━━━━━ DATA ENTRIES
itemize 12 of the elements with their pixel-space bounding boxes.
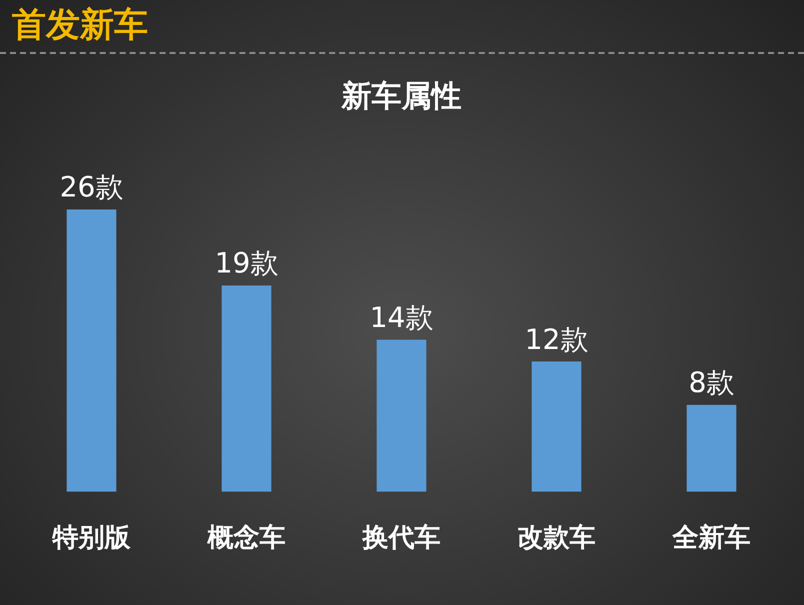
data-label: 19款: [214, 246, 278, 280]
chart-subtitle: 新车属性: [340, 78, 462, 114]
chart-title: 首发新车: [12, 4, 148, 47]
x-tick-label: 改款车: [518, 523, 596, 554]
x-tick-label: 全新车: [672, 523, 750, 554]
x-tick-label: 特别版: [52, 523, 132, 554]
data-label: 12款: [524, 322, 588, 356]
data-label: 14款: [370, 301, 434, 334]
data-label: 26款: [60, 170, 124, 204]
data-label: 8款: [688, 366, 734, 400]
x-tick-label: 概念车: [206, 523, 286, 554]
x-tick-label: 换代车: [362, 523, 440, 554]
━━━━━━━━━━
▶ [WHAT IS EXPECTED]: Give every line of the material above as a Markdown table with the columns "Row" and "Line", numbering each row and skipping any blank lines. Leave the pictures out of the table.

▶ [RESULT FOR THIS TASK]:
| Row | Line |
|---|---|
| 1 | itemize 12 of the elements with their pixel-space bounding boxes. |
| 2 | data-label: 19款: [214, 246, 278, 280] |
| 3 | chart-subtitle: 新车属性: [340, 78, 462, 114] |
| 4 | chart-title: 首发新车: [12, 4, 148, 47] |
| 5 | x-tick-label: 改款车: [518, 523, 596, 554] |
| 6 | x-tick-label: 全新车: [672, 523, 750, 554] |
| 7 | x-tick-label: 特别版: [52, 523, 132, 554] |
| 8 | data-label: 12款: [524, 322, 588, 356] |
| 9 | data-label: 14款: [370, 301, 434, 334] |
| 10 | data-label: 26款: [60, 170, 124, 204] |
| 11 | data-label: 8款: [688, 366, 734, 400] |
| 12 | x-tick-label: 概念车: [206, 523, 286, 554] |
| 13 | x-tick-label: 换代车: [362, 523, 440, 554] |